## [Data excerpts]
## start

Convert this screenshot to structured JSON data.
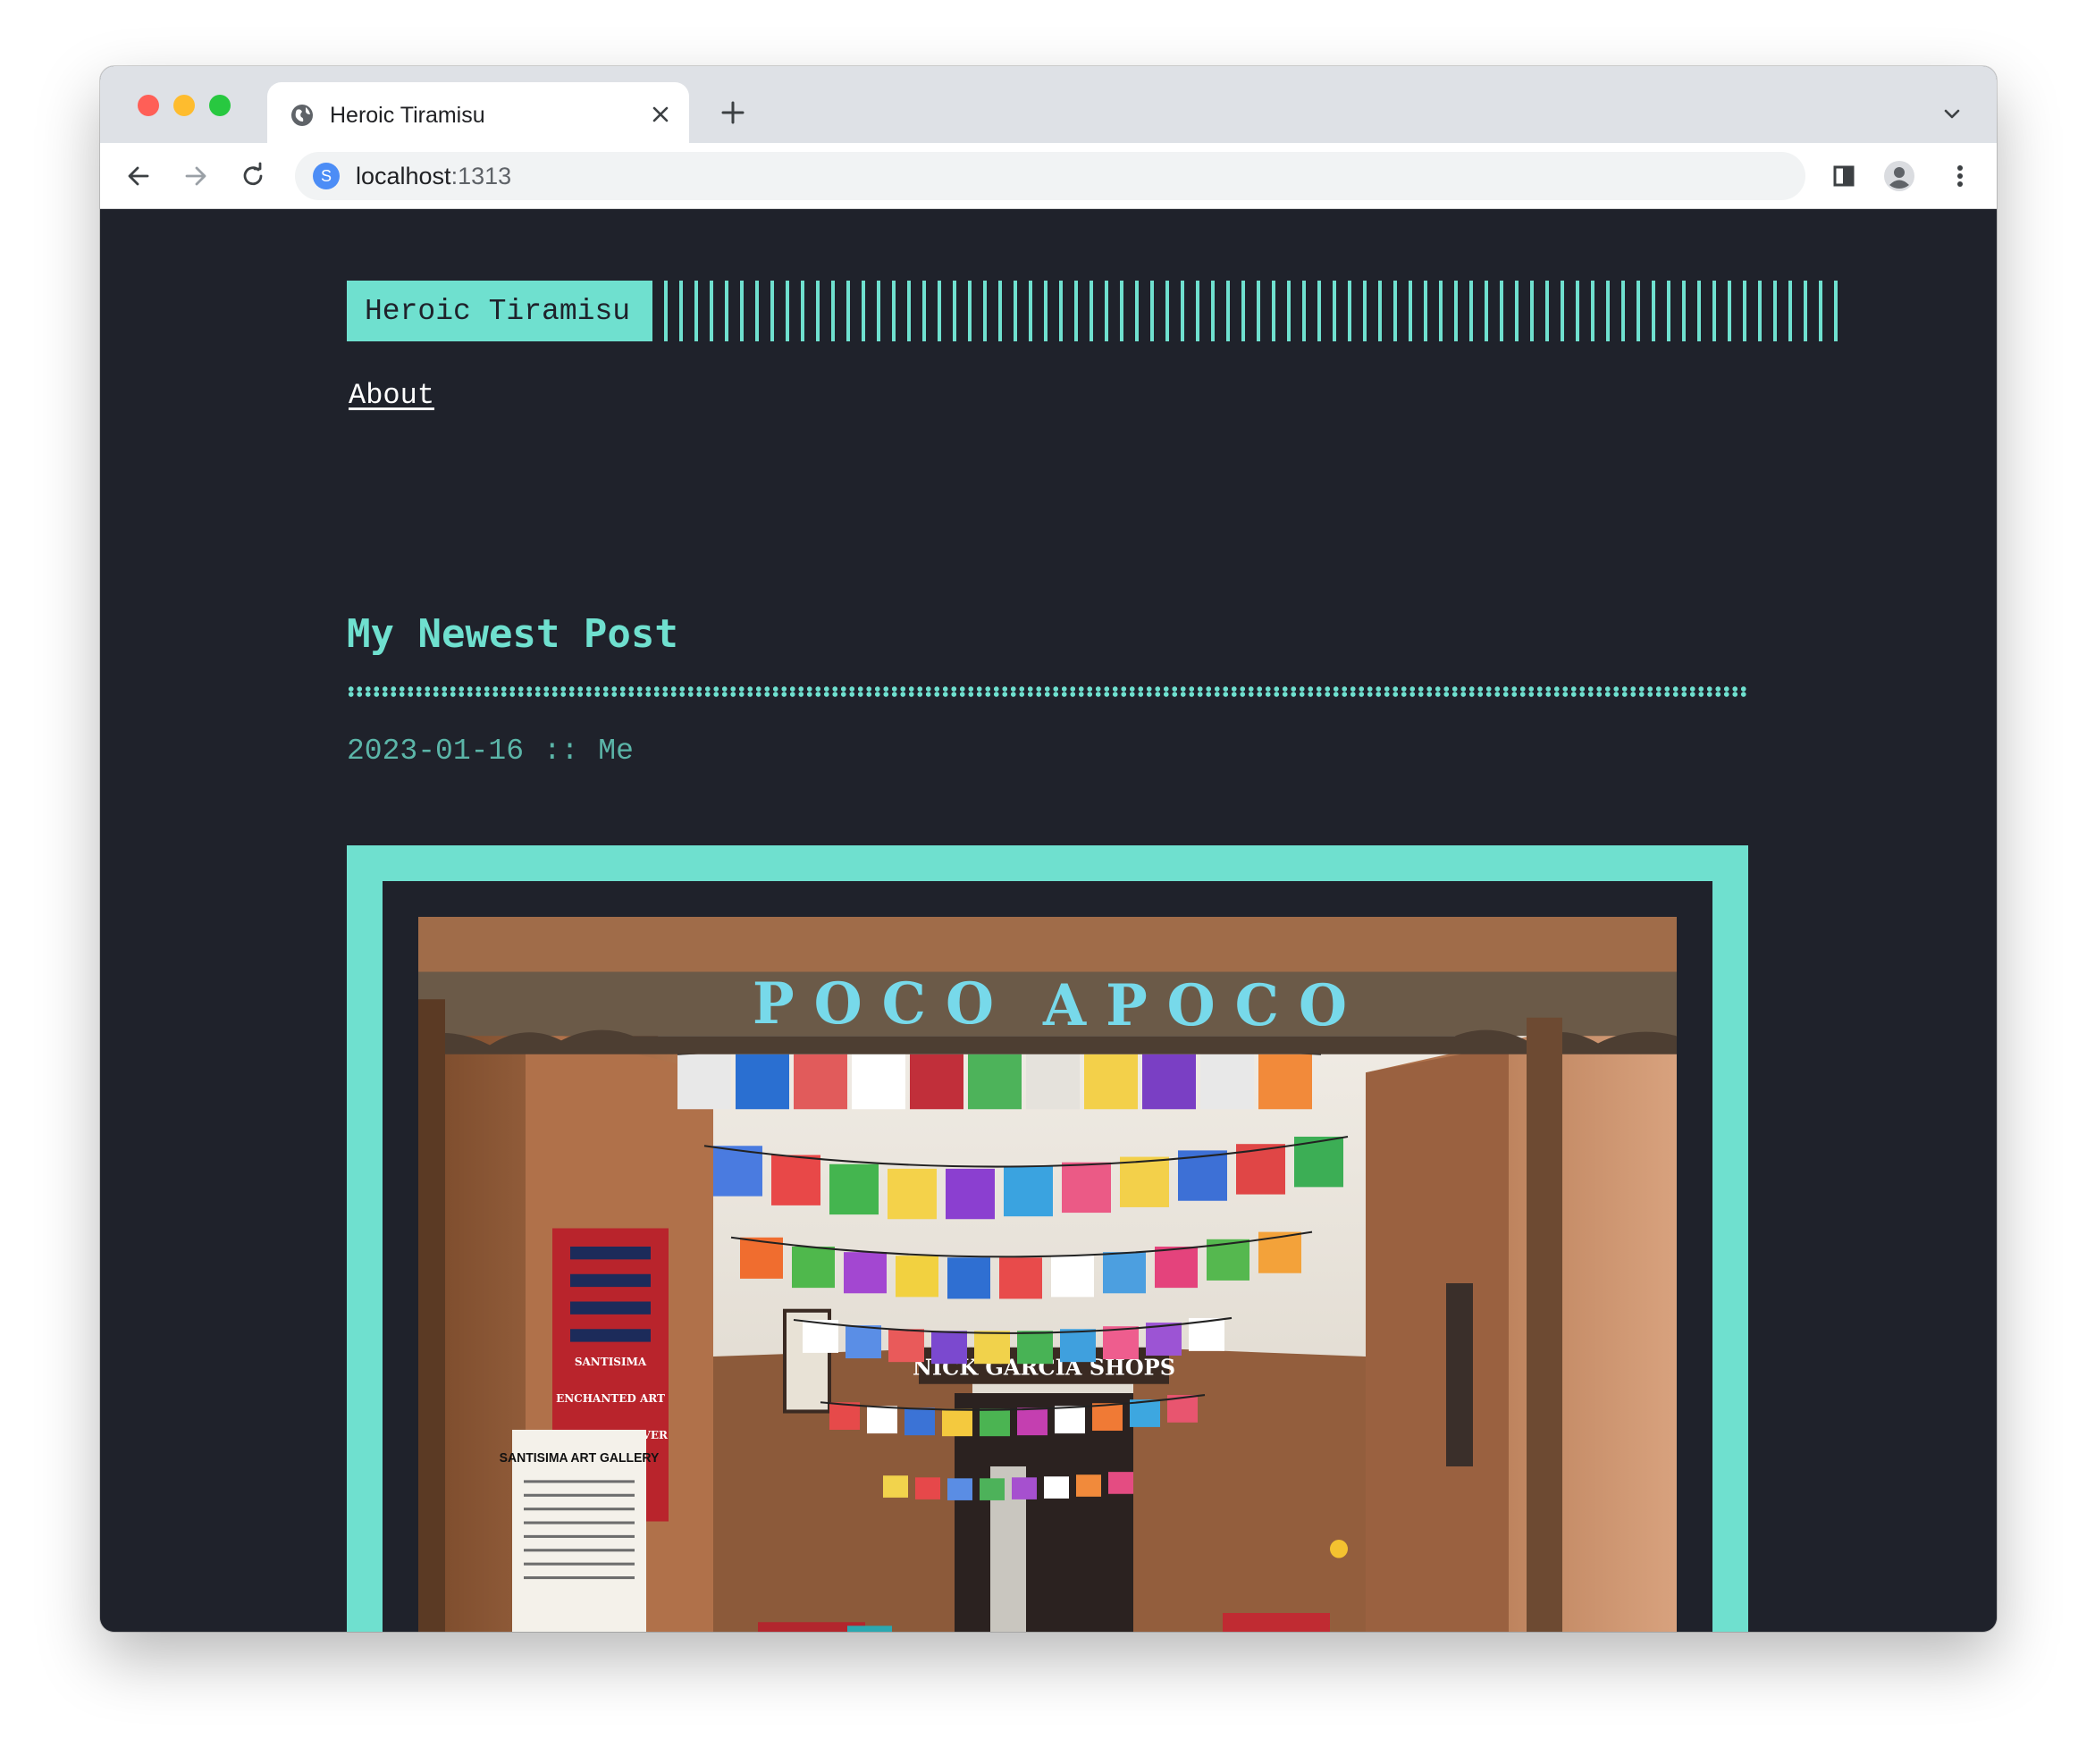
{
  "browser": {
    "tab_title": "Heroic Tiramisu",
    "url_host": "localhost",
    "url_port": ":1313",
    "site_badge": "S",
    "icons": [
      "globe-icon",
      "close-icon",
      "plus-icon",
      "chevron-down-icon",
      "back-arrow-icon",
      "forward-arrow-icon",
      "reload-icon",
      "side-panel-icon",
      "profile-icon",
      "kebab-menu-icon"
    ]
  },
  "site": {
    "logo": "Heroic Tiramisu",
    "nav": [
      {
        "label": "About"
      }
    ],
    "accent_color": "#6fe0cf",
    "background_color": "#1f222b"
  },
  "post": {
    "title": "My Newest Post",
    "date": "2023-01-16",
    "separator": "::",
    "author": "Me",
    "cover_image": {
      "sign_text": "POCO APOCO",
      "inner_sign_text": "NICK GARCIA SHOPS",
      "gallery_sign_title": "SANTISIMA ART GALLERY",
      "left_red_sign_lines": [
        "SANTISIMA",
        "ENCHANTED ART",
        "ALL TRIBE SILVER"
      ]
    }
  }
}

## end

## [Short problem]
Print each of the records above exactly as written, leaving no picture in the copy.

## [Response for this exercise]
Convert this screenshot to structured JSON data.
{
  "browser": {
    "tab_title": "Heroic Tiramisu",
    "url_host": "localhost",
    "url_port": ":1313",
    "site_badge": "S",
    "icons": [
      "globe-icon",
      "close-icon",
      "plus-icon",
      "chevron-down-icon",
      "back-arrow-icon",
      "forward-arrow-icon",
      "reload-icon",
      "side-panel-icon",
      "profile-icon",
      "kebab-menu-icon"
    ]
  },
  "site": {
    "logo": "Heroic Tiramisu",
    "nav": [
      {
        "label": "About"
      }
    ],
    "accent_color": "#6fe0cf",
    "background_color": "#1f222b"
  },
  "post": {
    "title": "My Newest Post",
    "date": "2023-01-16",
    "separator": "::",
    "author": "Me",
    "cover_image": {
      "sign_text": "POCO APOCO",
      "inner_sign_text": "NICK GARCIA SHOPS",
      "gallery_sign_title": "SANTISIMA ART GALLERY",
      "left_red_sign_lines": [
        "SANTISIMA",
        "ENCHANTED ART",
        "ALL TRIBE SILVER"
      ]
    }
  }
}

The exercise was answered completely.